→ Document section
────────────────────────────────────────
I’m a first year Math student and I have to say, your channel is the reason I love math so much. It’s part of the reason I decided to study it. It hurts when I hear people complain about math when they’ve only been taught how to do things instead of why you do it that way. However, the hope that they might discover your videos keeps my head held high. Thank you for these “Essence of” videos. They help me to understand the ideas behind what I’m learning. I’m grateful that my profs do go into some detail as to why things are the way that they are. But when they don’t, you’re there to give me the intuition behind the math. I could never thank you enough for these videos.
Been studying calculus for a semester, without any motivation. Now, I found joy in doing it, and I really enjoy your videos. Inspires me to do more work, and it drives me to try to be more creative with it. Thanks!
I'm in my final year of highschool taking calculus right now and these videos have proven invaluable to my understanding. my favourite part about math is when it finally clicks, and your videos are making it click. i'm at a point in my eductation where I can't just coast through because the material is actually becoming challenging, so you are like a bridge between what my school can teach me and what I want to know. i cannot thank you enough
Friday ... check
Little or no work to do ... check
3blue1brown uploads a video ... check
Today is a good day!
Faculty of Khan same, except for the work to do :(
neglecting to do my geometry homework now to watch a calculus video
I should be studying analytic geometry, conic sections, to be exact... but screw it, right?! i shouldn't be doing it..
────────────────────────────────────────
→ Data shown

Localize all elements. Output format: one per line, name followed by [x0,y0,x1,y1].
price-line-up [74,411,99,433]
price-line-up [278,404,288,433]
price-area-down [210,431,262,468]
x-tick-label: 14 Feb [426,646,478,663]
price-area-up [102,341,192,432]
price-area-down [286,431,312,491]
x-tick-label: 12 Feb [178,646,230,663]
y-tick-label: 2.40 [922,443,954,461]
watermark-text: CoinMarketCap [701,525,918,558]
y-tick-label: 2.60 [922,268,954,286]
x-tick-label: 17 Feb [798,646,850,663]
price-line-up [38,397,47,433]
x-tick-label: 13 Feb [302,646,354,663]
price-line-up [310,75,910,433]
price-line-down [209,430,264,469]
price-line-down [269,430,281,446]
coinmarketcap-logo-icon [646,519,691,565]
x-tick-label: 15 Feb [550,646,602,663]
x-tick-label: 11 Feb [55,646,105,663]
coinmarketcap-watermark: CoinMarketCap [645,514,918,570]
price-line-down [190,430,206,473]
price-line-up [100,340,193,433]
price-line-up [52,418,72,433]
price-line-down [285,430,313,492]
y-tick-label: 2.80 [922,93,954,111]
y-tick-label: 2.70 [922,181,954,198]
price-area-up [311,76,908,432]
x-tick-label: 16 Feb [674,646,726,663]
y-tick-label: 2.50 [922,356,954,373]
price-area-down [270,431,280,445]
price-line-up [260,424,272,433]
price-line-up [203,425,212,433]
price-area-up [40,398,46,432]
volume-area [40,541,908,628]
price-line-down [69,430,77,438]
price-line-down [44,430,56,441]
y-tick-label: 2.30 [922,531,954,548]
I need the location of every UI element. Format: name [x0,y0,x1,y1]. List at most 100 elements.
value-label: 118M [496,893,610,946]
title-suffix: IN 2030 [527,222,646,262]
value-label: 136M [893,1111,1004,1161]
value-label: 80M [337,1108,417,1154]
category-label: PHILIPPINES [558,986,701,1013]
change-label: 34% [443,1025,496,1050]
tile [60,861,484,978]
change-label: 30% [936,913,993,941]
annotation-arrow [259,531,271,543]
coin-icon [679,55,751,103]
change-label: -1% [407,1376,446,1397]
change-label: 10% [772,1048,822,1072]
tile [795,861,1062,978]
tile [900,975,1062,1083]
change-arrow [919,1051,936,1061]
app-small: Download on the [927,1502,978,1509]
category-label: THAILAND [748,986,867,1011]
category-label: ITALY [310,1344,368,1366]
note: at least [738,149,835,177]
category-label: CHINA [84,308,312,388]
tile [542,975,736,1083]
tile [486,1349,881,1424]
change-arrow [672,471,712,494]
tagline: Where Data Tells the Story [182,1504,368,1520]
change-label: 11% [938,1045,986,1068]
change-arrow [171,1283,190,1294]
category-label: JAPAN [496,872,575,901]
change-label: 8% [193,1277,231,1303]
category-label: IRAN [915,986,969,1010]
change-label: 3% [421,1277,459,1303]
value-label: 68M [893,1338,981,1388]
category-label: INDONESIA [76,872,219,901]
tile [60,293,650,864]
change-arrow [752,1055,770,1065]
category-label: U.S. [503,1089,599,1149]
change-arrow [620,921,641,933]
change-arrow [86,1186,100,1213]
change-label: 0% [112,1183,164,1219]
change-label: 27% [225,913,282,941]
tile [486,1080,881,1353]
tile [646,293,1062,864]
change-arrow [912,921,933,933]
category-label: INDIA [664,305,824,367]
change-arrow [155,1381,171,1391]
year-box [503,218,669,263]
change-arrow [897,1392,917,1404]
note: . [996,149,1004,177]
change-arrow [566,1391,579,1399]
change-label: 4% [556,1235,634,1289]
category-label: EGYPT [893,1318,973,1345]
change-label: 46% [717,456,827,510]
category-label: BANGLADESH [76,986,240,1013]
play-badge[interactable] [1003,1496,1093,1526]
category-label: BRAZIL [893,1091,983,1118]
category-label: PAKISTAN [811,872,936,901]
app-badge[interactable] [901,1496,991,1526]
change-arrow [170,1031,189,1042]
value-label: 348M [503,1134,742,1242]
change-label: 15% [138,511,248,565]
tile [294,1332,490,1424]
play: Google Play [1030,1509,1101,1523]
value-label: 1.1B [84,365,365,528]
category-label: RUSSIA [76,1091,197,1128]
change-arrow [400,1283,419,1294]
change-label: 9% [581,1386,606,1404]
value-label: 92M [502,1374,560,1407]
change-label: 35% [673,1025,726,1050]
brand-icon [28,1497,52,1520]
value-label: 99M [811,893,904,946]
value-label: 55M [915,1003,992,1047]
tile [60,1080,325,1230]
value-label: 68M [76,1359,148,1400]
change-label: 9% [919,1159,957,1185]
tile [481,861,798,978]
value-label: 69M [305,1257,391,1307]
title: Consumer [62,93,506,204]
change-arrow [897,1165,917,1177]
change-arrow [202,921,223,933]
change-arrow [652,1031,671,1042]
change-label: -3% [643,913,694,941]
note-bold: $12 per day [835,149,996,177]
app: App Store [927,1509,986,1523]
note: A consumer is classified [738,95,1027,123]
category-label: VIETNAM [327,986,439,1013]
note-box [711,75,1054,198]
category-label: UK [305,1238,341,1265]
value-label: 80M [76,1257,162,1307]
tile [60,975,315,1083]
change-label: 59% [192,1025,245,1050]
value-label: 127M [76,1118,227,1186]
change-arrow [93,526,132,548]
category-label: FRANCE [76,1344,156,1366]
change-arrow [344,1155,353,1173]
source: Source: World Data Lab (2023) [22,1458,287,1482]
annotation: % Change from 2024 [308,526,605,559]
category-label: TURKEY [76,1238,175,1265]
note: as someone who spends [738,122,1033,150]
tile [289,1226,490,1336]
────────────────────────────────────────
→ Required work
a – According to the viewer comments, what subject had one commenter studied for a semester without any motivation?
b – Return the part of the viewer comments starting at "Faculty of Khan" and ending at "be doing it..", copied word for word.

→ Results by task
a – Calculus.

b –
Faculty of Khan same, except for the work to do :(
neglecting to do my geometry homework now to watch a calculus video
I should be studying analytic geometry, conic sections, to be exact... but screw it, right?! i shouldn't be doing it..